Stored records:
++++++
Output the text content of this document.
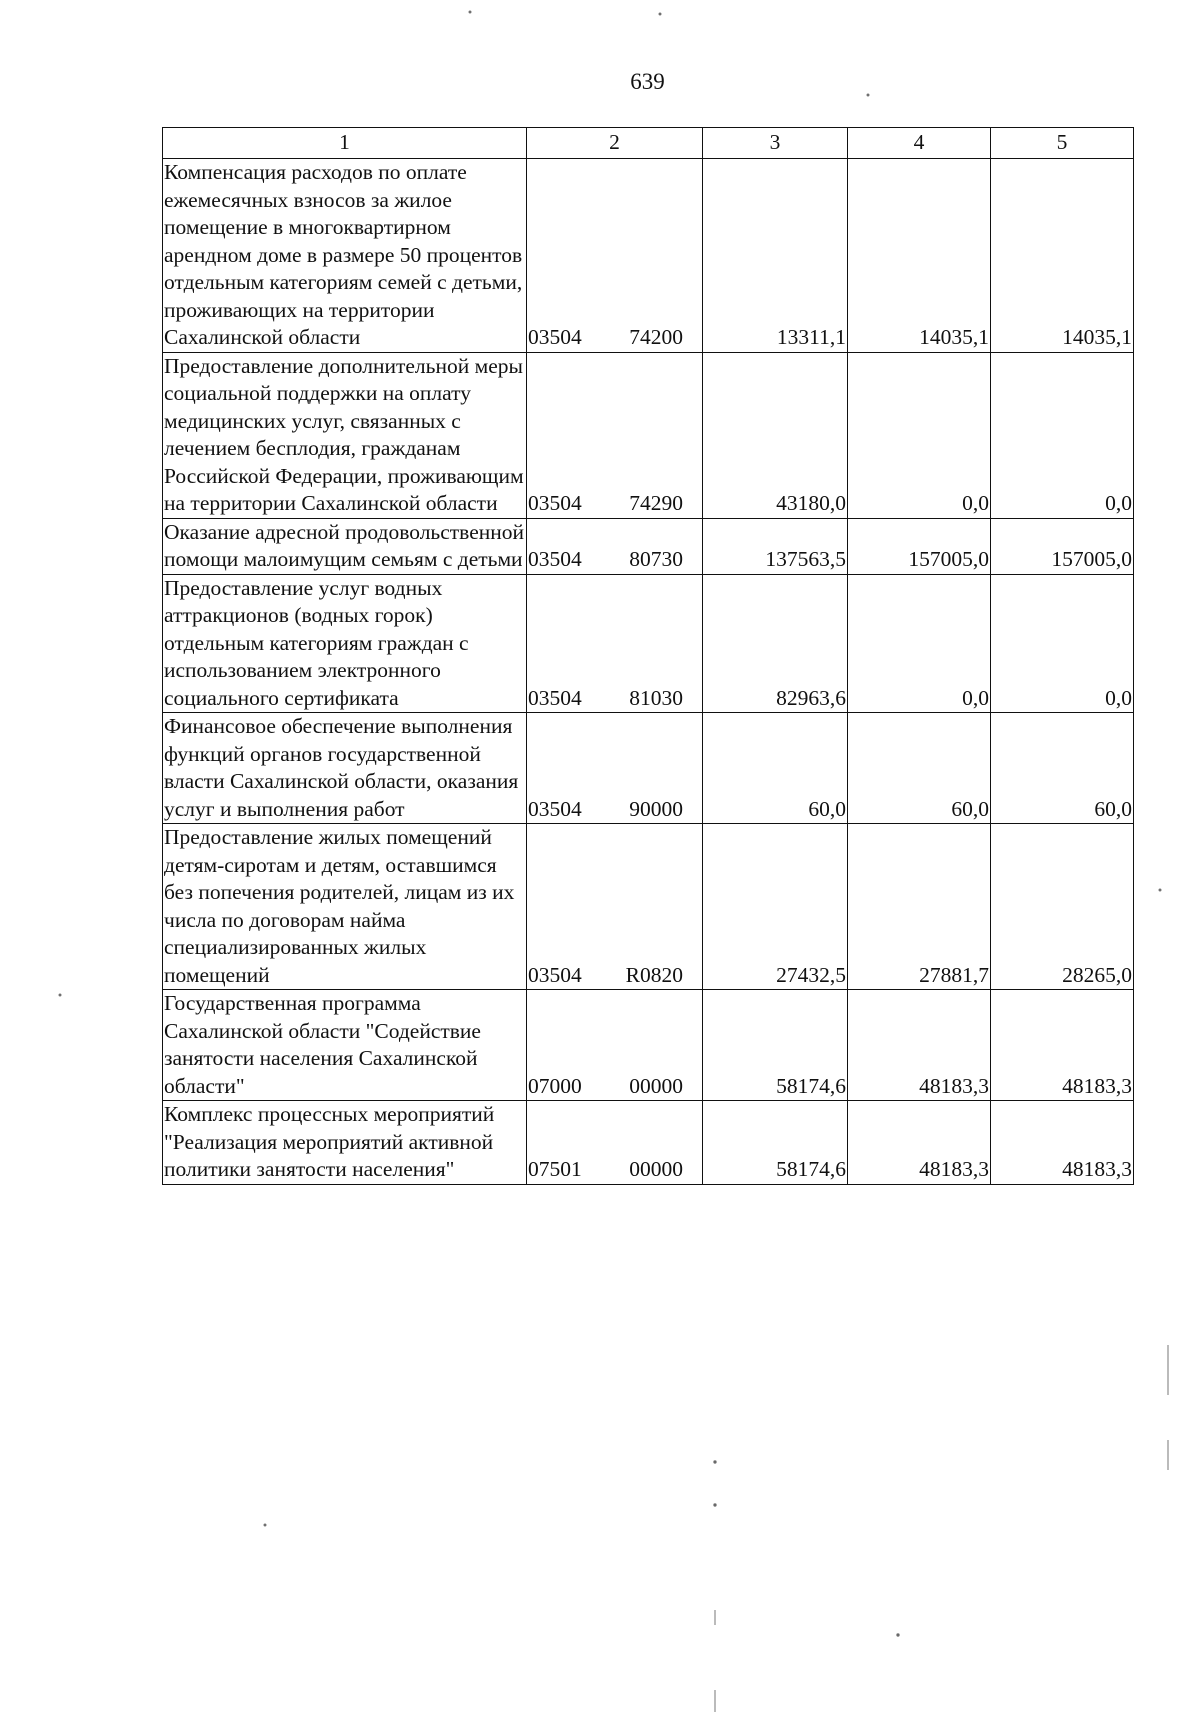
639
1	2	3	4	5
Компенсация расходов по оплате ежемесячных взносов за жилое помещение в многоквартирном арендном доме в размере 50 процентов отдельным категориям семей с детьми, проживающих на территории Сахалинской области	03504 74200	13311,1	14035,1	14035,1
Предоставление дополнительной меры социальной поддержки на оплату медицинских услуг, связанных с лечением бесплодия, гражданам Российской Федерации, проживающим на территории Сахалинской области	03504 74290	43180,0	0,0	0,0
Оказание адресной продовольственной помощи малоимущим семьям с детьми	03504 80730	137563,5	157005,0	157005,0
Предоставление услуг водных аттракционов (водных горок) отдельным категориям граждан с использованием электронного социального сертификата	03504 81030	82963,6	0,0	0,0
Финансовое обеспечение выполнения функций органов государственной власти Сахалинской области, оказания услуг и выполнения работ	03504 90000	60,0	60,0	60,0
Предоставление жилых помещений детям-сиротам и детям, оставшимся без попечения родителей, лицам из их числа по договорам найма специализированных жилых помещений	03504 R0820	27432,5	27881,7	28265,0
Государственная программа Сахалинской области "Содействие занятости населения Сахалинской области"	07000 00000	58174,6	48183,3	48183,3
Комплекс процессных мероприятий "Реализация мероприятий активной политики занятости населения"	07501 00000	58174,6	48183,3	48183,3
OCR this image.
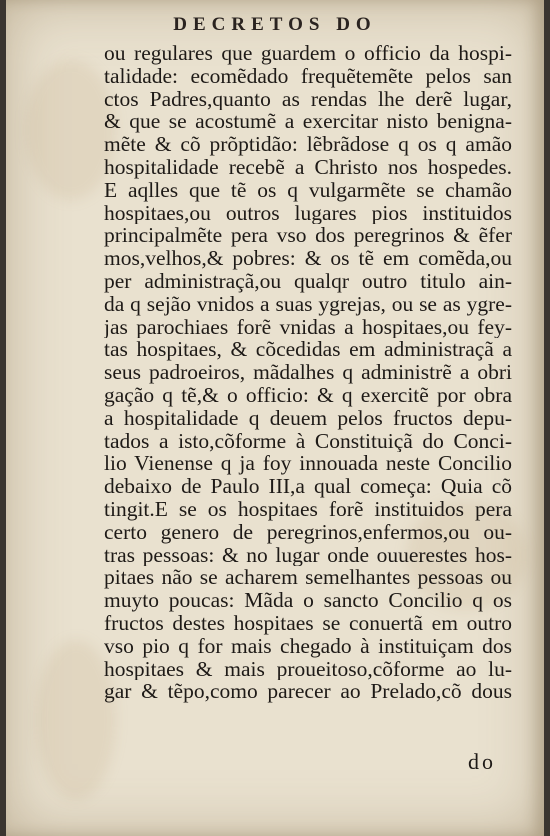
DECRETOS DO
ou regulares que guardem o officio da hospi-
talidade: ecomẽdado frequẽtemẽte pelos san
ctos Padres,quanto as rendas lhe derẽ lugar,
& que se acostumẽ a exercitar nisto benigna-
mẽte & cõ prõptidão: lẽbrãdose q os q amão
hospitalidade recebẽ a Christo nos hospedes.
E aqlles que tẽ os q vulgarmẽte se chamão
hospitaes,ou outros lugares pios instituidos
principalmẽte pera vso dos peregrinos & ẽfer
mos,velhos,& pobres: & os tẽ em comẽda,ou
per administraçã,ou qualqr outro titulo ain-
da q sejão vnidos a suas ygrejas, ou se as ygre-
jas parochiaes forẽ vnidas a hospitaes,ou fey-
tas hospitaes, & cõcedidas em administraçã a
seus padroeiros, mãdalhes q administrẽ a obri
gação q tẽ,& o officio: & q exercitẽ por obra
a hospitalidade q deuem pelos fructos depu-
tados a isto,cõforme à Constituiçã do Conci-
lio Vienense q ja foy innouada neste Concilio
debaixo de Paulo III,a qual começa: Quia cõ
tingit.E se os hospitaes forẽ instituidos pera
certo genero de peregrinos,enfermos,ou ou-
tras pessoas: & no lugar onde ouuerestes hos-
pitaes não se acharem semelhantes pessoas ou
muyto poucas: Mãda o sancto Concilio q os
fructos destes hospitaes se conuertã em outro
vso pio q for mais chegado à instituiçam dos
hospitaes & mais proueitoso,cõforme ao lu-
gar & tẽpo,como parecer ao Prelado,cõ dous
do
++++++
▸ What the task requires: Find the word "instituidos" in the material, then list each line that holds it.

▸ The response:
hospitaes,ou outros lugares pios instituidos
tingit.E se os hospitaes forẽ instituidos pera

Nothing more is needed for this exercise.